§ WRITTEN INSTRUCTION
Reproduce the listing below in full and without alteration, apart from its pictures.

== RECORDS SUPPLIED

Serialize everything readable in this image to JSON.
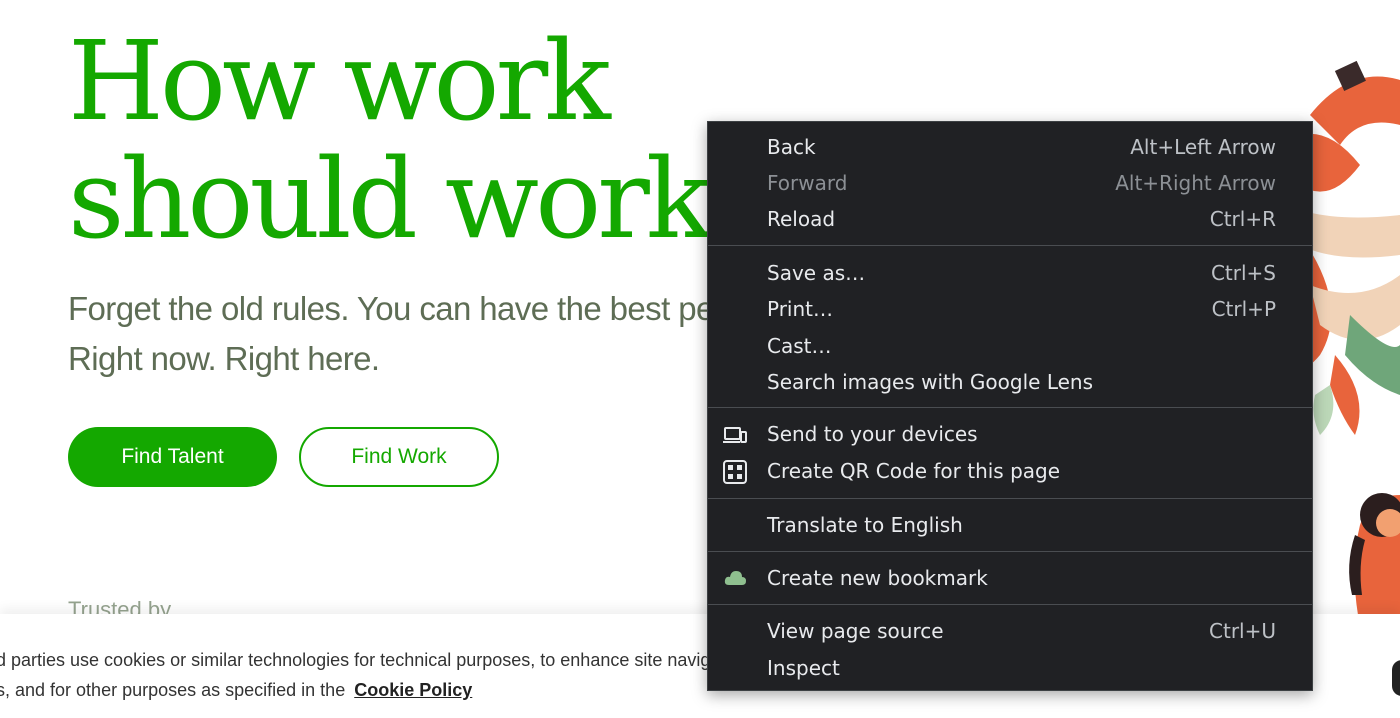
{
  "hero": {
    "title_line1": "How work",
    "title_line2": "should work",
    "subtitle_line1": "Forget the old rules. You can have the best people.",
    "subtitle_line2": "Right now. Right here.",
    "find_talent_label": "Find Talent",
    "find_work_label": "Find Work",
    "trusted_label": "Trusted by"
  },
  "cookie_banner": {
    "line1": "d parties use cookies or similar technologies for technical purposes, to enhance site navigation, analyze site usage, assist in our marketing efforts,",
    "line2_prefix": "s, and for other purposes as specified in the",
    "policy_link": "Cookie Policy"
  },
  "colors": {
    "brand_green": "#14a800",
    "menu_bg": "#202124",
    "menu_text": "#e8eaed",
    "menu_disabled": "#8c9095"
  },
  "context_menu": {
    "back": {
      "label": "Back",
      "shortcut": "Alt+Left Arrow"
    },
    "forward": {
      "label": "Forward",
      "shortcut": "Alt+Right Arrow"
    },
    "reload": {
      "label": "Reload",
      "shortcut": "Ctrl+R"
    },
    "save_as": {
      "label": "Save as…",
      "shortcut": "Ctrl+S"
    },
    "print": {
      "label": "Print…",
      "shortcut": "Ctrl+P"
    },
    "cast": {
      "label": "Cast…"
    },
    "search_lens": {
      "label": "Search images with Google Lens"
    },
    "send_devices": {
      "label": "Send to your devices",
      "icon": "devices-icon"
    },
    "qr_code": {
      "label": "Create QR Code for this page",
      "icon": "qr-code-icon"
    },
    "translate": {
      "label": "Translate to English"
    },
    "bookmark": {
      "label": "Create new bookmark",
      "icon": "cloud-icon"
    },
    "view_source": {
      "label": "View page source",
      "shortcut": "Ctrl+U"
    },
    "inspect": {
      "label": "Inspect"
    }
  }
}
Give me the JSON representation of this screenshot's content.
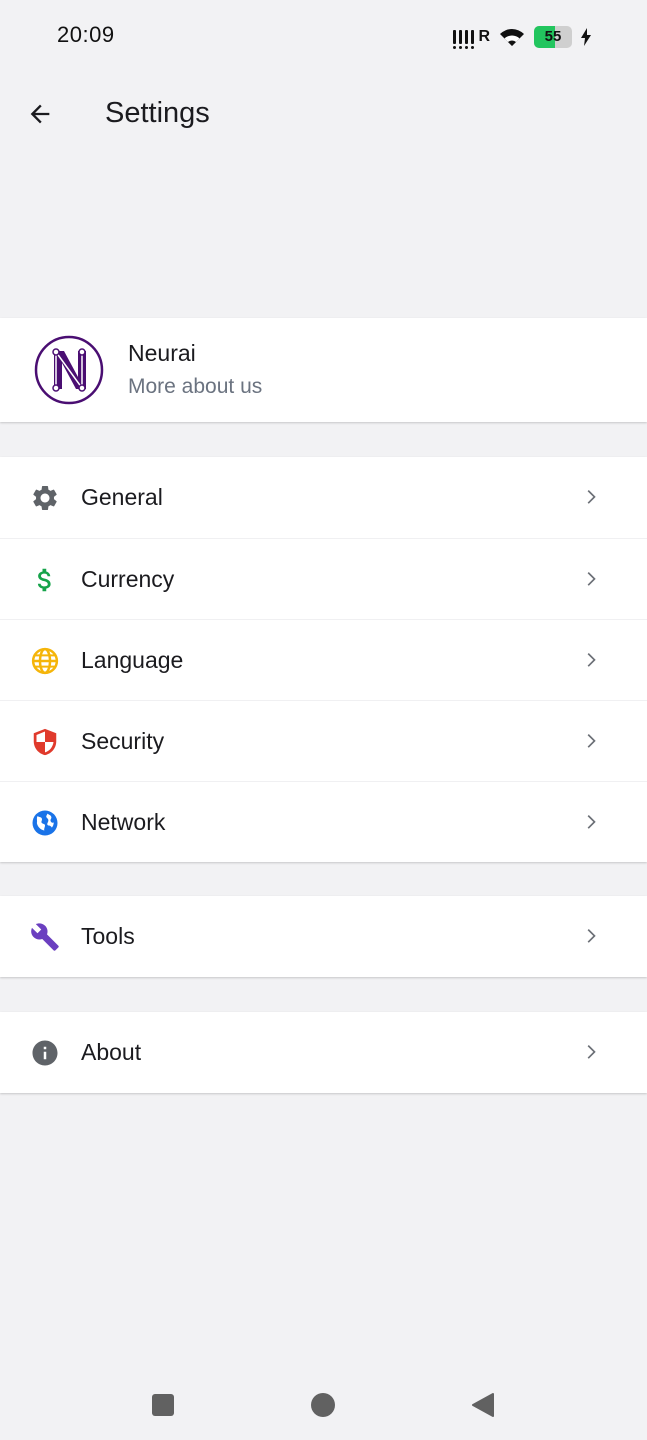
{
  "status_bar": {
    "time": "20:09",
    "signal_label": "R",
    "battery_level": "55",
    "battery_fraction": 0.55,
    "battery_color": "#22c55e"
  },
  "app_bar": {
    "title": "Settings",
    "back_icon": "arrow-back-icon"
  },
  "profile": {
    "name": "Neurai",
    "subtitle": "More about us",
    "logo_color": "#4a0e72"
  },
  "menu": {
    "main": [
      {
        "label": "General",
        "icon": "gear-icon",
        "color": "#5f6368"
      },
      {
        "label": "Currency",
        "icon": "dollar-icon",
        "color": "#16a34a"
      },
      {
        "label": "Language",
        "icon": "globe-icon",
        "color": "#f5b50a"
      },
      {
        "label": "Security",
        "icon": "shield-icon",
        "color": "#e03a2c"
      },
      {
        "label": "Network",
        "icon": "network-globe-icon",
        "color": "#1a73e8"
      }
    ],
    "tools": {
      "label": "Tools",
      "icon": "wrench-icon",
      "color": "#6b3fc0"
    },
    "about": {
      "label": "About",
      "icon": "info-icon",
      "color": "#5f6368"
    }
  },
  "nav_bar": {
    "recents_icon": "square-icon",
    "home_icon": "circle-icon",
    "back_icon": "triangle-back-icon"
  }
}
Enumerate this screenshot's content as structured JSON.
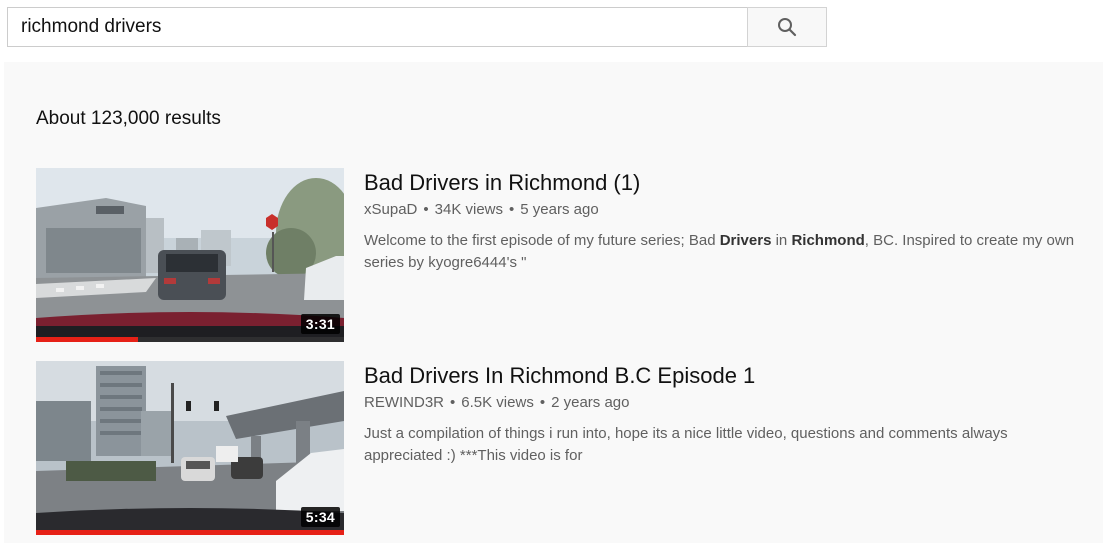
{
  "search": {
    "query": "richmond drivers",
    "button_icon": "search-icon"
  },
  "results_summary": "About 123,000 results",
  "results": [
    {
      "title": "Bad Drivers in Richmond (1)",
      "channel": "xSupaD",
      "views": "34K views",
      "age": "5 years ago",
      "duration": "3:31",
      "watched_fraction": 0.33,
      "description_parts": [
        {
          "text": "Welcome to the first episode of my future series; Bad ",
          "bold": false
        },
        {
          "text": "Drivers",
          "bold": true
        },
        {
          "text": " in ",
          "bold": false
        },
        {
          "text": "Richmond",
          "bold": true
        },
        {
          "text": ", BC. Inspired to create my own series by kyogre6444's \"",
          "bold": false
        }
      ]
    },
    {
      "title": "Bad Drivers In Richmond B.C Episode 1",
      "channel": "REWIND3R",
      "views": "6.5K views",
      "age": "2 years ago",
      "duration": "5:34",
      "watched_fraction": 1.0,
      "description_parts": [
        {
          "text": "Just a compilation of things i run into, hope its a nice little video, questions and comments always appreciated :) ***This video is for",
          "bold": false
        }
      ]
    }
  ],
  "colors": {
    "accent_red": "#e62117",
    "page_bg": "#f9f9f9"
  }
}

====

§ REPLY
Serialize everything readable in this image to JSON.
{
  "hero": {
    "title_line1": "How work",
    "title_line2": "should work",
    "subtitle_line1": "Forget the old rules. You can have the best people.",
    "subtitle_line2": "Right now. Right here.",
    "find_talent_label": "Find Talent",
    "find_work_label": "Find Work",
    "trusted_label": "Trusted by"
  },
  "cookie_banner": {
    "line1": "d parties use cookies or similar technologies for technical purposes, to enhance site navigation, analyze site usage, assist in our marketing efforts,",
    "line2_prefix": "s, and for other purposes as specified in the",
    "policy_link": "Cookie Policy"
  },
  "colors": {
    "brand_green": "#14a800",
    "menu_bg": "#202124",
    "menu_text": "#e8eaed",
    "menu_disabled": "#8c9095"
  },
  "context_menu": {
    "back": {
      "label": "Back",
      "shortcut": "Alt+Left Arrow"
    },
    "forward": {
      "label": "Forward",
      "shortcut": "Alt+Right Arrow"
    },
    "reload": {
      "label": "Reload",
      "shortcut": "Ctrl+R"
    },
    "save_as": {
      "label": "Save as…",
      "shortcut": "Ctrl+S"
    },
    "print": {
      "label": "Print…",
      "shortcut": "Ctrl+P"
    },
    "cast": {
      "label": "Cast…"
    },
    "search_lens": {
      "label": "Search images with Google Lens"
    },
    "send_devices": {
      "label": "Send to your devices",
      "icon": "devices-icon"
    },
    "qr_code": {
      "label": "Create QR Code for this page",
      "icon": "qr-code-icon"
    },
    "translate": {
      "label": "Translate to English"
    },
    "bookmark": {
      "label": "Create new bookmark",
      "icon": "cloud-icon"
    },
    "view_source": {
      "label": "View page source",
      "shortcut": "Ctrl+U"
    },
    "inspect": {
      "label": "Inspect"
    }
  }
}
Give me the JSON representation of this screenshot's content.
{
  "status_bar": {
    "time": "20:09",
    "signal_label": "R",
    "battery_level": "55",
    "battery_fraction": 0.55,
    "battery_color": "#22c55e"
  },
  "app_bar": {
    "title": "Settings",
    "back_icon": "arrow-back-icon"
  },
  "profile": {
    "name": "Neurai",
    "subtitle": "More about us",
    "logo_color": "#4a0e72"
  },
  "menu": {
    "main": [
      {
        "label": "General",
        "icon": "gear-icon",
        "color": "#5f6368"
      },
      {
        "label": "Currency",
        "icon": "dollar-icon",
        "color": "#16a34a"
      },
      {
        "label": "Language",
        "icon": "globe-icon",
        "color": "#f5b50a"
      },
      {
        "label": "Security",
        "icon": "shield-icon",
        "color": "#e03a2c"
      },
      {
        "label": "Network",
        "icon": "network-globe-icon",
        "color": "#1a73e8"
      }
    ],
    "tools": {
      "label": "Tools",
      "icon": "wrench-icon",
      "color": "#6b3fc0"
    },
    "about": {
      "label": "About",
      "icon": "info-icon",
      "color": "#5f6368"
    }
  },
  "nav_bar": {
    "recents_icon": "square-icon",
    "home_icon": "circle-icon",
    "back_icon": "triangle-back-icon"
  }
}
Enumerate this screenshot's content as structured JSON.
{
  "search": {
    "query": "richmond drivers",
    "button_icon": "search-icon"
  },
  "results_summary": "About 123,000 results",
  "results": [
    {
      "title": "Bad Drivers in Richmond (1)",
      "channel": "xSupaD",
      "views": "34K views",
      "age": "5 years ago",
      "duration": "3:31",
      "watched_fraction": 0.33,
      "description_parts": [
        {
          "text": "Welcome to the first episode of my future series; Bad ",
          "bold": false
        },
        {
          "text": "Drivers",
          "bold": true
        },
        {
          "text": " in ",
          "bold": false
        },
        {
          "text": "Richmond",
          "bold": true
        },
        {
          "text": ", BC. Inspired to create my own series by kyogre6444's \"",
          "bold": false
        }
      ]
    },
    {
      "title": "Bad Drivers In Richmond B.C Episode 1",
      "channel": "REWIND3R",
      "views": "6.5K views",
      "age": "2 years ago",
      "duration": "5:34",
      "watched_fraction": 1.0,
      "description_parts": [
        {
          "text": "Just a compilation of things i run into, hope its a nice little video, questions and comments always appreciated :) ***This video is for",
          "bold": false
        }
      ]
    }
  ],
  "colors": {
    "accent_red": "#e62117",
    "page_bg": "#f9f9f9"
  }
}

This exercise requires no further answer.